# Problem to solve
Find the lines with the string "above" and return them.

-- Available data start --

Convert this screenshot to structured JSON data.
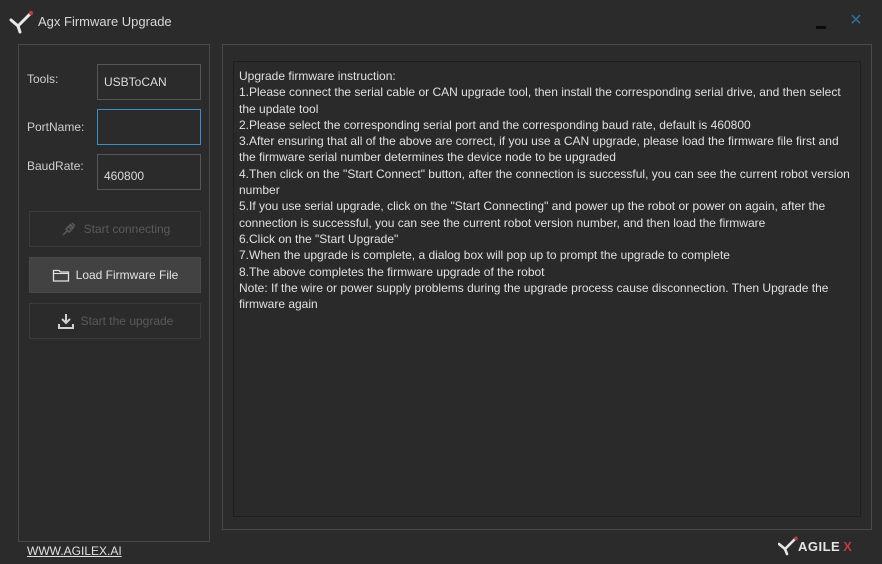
{
  "window": {
    "title": "Agx Firmware Upgrade",
    "minimize_icon": "minimize-icon",
    "close_symbol": "✕"
  },
  "form": {
    "tools_label": "Tools:",
    "tools_value": "USBToCAN",
    "portname_label": "PortName:",
    "portname_value": "",
    "baudrate_label": "BaudRate:",
    "baudrate_value": "460800"
  },
  "buttons": {
    "start_connecting": "Start connecting",
    "load_firmware": "Load Firmware File",
    "start_upgrade": "Start the upgrade"
  },
  "instructions": {
    "lines": [
      "Upgrade firmware instruction:",
      "1.Please connect the serial cable or CAN upgrade tool, then install the corresponding serial drive, and then select the update tool",
      "2.Please select the corresponding serial port and the corresponding baud rate, default is 460800",
      "3.After ensuring that all of the above are correct, if you use a CAN upgrade, please load the firmware file first and the firmware serial number determines the device node to be upgraded",
      "4.Then click on the \"Start Connect\" button, after the connection is successful, you can see the current robot version number",
      "5.If you use serial upgrade, click on the \"Start Connecting\" and power up the robot or power on again, after the connection is successful, you can see the current robot version number, and then load the firmware",
      "6.Click on the \"Start Upgrade\"",
      "7.When the upgrade is complete, a dialog box will pop up to prompt the upgrade to complete",
      "8.The above completes the firmware upgrade of the robot",
      "Note: If the wire or power supply problems during the upgrade process cause disconnection. Then Upgrade the firmware again"
    ]
  },
  "footer": {
    "link": "WWW.AGILEX.AI",
    "brand_text": "AGILE",
    "brand_x": "X"
  },
  "colors": {
    "background": "#2b2b2b",
    "focus_border": "#3a8fc7",
    "brand_red": "#c23a3a",
    "close_blue": "#2d6f9a"
  }
}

-- Available data end --

# Correct result
      "3.After ensuring that all of the above are correct, if you use a CAN upgrade, please load the firmware file first and the firmware serial number determines the device node to be upgraded",
      "8.The above completes the firmware upgrade of the robot",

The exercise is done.